-- EXCERPTED DATA --
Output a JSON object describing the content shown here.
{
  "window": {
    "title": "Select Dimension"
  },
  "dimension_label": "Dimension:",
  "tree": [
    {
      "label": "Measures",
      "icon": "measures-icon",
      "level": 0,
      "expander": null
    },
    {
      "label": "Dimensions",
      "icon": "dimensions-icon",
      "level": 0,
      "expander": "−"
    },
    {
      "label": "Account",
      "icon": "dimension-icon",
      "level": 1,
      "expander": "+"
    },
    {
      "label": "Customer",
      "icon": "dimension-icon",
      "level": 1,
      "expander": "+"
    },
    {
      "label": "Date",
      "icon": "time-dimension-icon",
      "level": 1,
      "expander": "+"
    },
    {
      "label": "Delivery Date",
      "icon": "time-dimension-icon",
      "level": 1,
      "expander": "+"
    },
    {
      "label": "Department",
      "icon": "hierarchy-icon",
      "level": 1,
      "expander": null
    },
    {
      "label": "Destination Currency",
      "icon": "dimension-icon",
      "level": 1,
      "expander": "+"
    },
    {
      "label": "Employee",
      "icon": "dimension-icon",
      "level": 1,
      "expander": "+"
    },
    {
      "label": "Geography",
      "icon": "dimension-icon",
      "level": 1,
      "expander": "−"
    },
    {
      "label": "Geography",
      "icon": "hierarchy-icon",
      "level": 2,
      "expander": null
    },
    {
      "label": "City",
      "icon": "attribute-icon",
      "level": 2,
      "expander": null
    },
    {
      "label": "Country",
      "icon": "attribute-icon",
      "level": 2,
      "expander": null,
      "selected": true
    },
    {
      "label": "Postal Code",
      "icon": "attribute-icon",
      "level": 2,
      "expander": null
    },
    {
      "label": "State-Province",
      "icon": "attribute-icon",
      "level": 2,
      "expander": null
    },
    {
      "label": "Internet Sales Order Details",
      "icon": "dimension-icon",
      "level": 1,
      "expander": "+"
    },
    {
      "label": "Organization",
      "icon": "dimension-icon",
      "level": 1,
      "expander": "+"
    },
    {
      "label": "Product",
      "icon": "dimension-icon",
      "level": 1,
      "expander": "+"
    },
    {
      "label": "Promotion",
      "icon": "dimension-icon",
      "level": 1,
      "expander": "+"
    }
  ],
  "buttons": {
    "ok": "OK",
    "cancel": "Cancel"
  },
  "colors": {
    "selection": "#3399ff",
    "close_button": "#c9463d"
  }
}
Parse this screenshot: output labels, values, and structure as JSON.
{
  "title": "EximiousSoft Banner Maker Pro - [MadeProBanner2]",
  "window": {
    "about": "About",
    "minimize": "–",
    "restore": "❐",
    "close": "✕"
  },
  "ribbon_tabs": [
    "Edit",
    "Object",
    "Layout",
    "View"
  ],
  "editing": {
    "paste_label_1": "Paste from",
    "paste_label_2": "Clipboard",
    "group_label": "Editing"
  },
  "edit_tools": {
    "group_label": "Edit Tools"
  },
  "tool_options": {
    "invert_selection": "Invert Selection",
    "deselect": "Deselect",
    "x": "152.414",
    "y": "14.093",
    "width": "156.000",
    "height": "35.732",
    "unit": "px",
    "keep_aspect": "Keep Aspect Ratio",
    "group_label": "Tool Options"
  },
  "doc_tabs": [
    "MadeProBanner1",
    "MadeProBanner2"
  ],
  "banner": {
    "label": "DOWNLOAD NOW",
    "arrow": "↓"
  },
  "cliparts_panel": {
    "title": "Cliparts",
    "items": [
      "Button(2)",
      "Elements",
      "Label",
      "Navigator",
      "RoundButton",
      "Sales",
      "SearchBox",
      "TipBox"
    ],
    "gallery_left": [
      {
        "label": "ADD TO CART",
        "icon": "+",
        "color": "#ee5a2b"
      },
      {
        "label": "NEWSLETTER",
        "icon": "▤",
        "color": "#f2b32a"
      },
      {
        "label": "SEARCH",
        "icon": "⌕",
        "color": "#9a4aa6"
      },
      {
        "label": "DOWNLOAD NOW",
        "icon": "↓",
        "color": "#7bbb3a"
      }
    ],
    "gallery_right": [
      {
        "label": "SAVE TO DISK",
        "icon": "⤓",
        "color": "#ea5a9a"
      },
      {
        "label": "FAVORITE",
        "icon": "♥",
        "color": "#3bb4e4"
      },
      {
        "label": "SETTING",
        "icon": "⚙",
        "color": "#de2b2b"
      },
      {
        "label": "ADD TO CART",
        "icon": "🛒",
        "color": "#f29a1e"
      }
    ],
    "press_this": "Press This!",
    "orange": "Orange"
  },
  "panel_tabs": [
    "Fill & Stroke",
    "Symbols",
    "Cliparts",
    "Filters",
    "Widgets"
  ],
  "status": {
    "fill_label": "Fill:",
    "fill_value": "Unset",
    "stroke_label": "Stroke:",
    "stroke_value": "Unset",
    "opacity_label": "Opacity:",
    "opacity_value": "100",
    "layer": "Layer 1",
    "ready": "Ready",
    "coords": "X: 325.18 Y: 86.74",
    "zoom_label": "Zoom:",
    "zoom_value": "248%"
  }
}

-- SHORT EXERCISE --
Check each line above for the string "Unset" and show the ones that have it.

-- FINISHED EXERCISE --
    "fill_value": "Unset",
    "stroke_value": "Unset",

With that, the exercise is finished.